● Tantangan 1
Menurut tulisan tentang kata 'atiq, berapa kali kata al-'atiq disebut di dalam Al-Qur'an?
● Tantangan 2
Kutip dari tulisan tentang kata 'atiq bagian mulai "Bentuk yang pertama" sampai dengan "reguler (baca: qiyasi).", sama persis huruf demi huruf.

● Kutipan Pilihan

——————————

Umat muslim berkumpul. Foto: istimewa |
Dutaislam.or.id - Kata 'atiq (عَتيق) merupakan kata benda yang berfungsi sebagai sifat bagi pelaku atau subjek (ism fa'il). Kata 'atiq (عَتيق) ini termasuk kata turunan dari 'ataqa - ya'tiqu - 'itqan wa 'atqan wa 'ataqan wa 'ataqatan wa 'utuqan. lsm fa'il-nya ada dua macam, yaitu 'atiq wa 'atiq (عَتيق وعاتق).
Bentuk yang pertama 'atiq (عَتيق) merupakan bentuk perubahan yang tidak beraturan (irregular = Inggris atau sima'i = Arab). Jadi, bukan sebagai bentuk shigah al-mubalaghah (superlatif ) yang mengandung arti 'maha'. Bentuk ini pada umumnya yang digunakan oleh orang-orang Arab dalam percakapan mereka sehari-hari dan Al-Qur'an pun memilih bentuk ini. Adapun bentuk yang kedua 'atiq (عَتيق) merupakan bentuk standar reguler (baca: qiyasi).
Di dalam Al-Qur'an kata al-'atiq hanya disebut dua kali, yaitu dalam (QS. Al-Hajj: 29 dan 33). Keduanya dirangkaikan dengan kata al-bait (البيت) dalam fungsi sebagai keterangan (baca: shifat).

——————————

● Bahan yang Disediakan
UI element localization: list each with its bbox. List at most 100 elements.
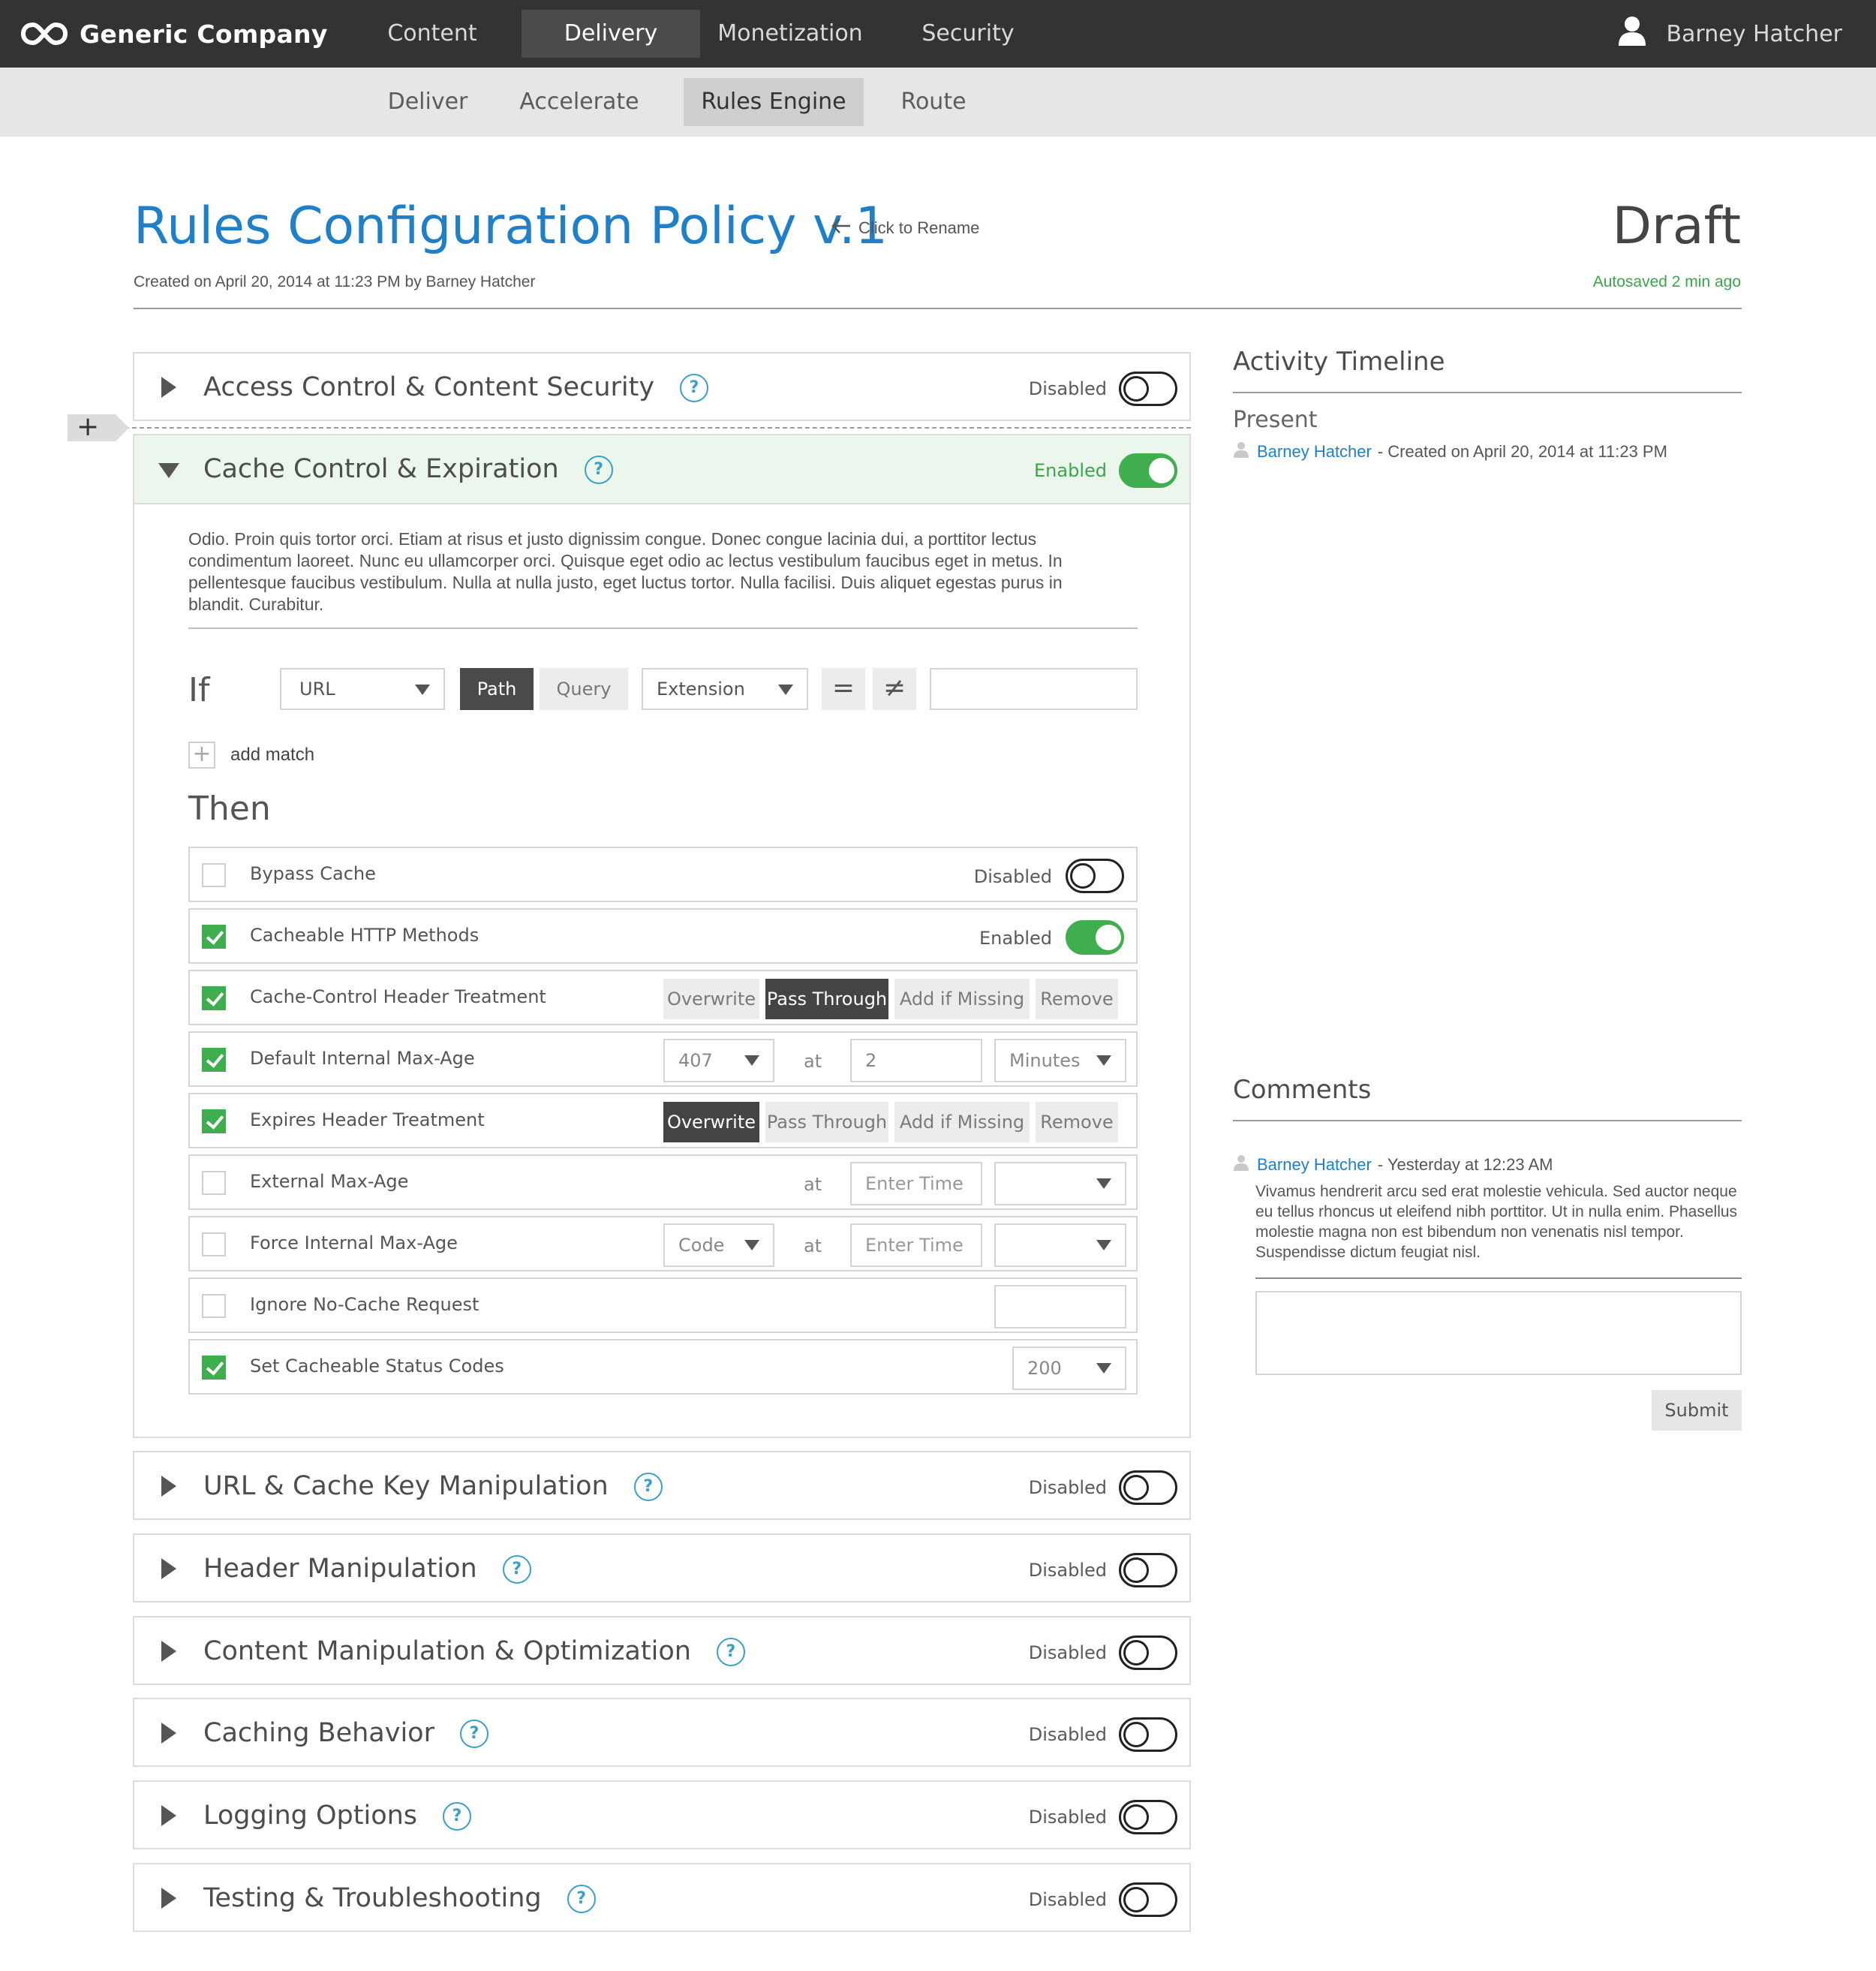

——————————

● Pembahasan Jawaban 1
Dua kali, yaitu dalam QS. Al-Hajj: 29 dan 33.

● Pembahasan Jawaban 2
Bentuk yang pertama 'atiq (عَتيق) merupakan bentuk perubahan yang tidak beraturan (irregular = Inggris atau sima'i = Arab). Jadi, bukan sebagai bentuk shigah al-mubalaghah (superlatif ) yang mengandung arti 'maha'. Bentuk ini pada umumnya yang digunakan oleh orang-orang Arab dalam percakapan mereka sehari-hari dan Al-Qur'an pun memilih bentuk ini. Adapun bentuk yang kedua 'atiq (عَتيق) merupakan bentuk standar reguler (baca: qiyasi).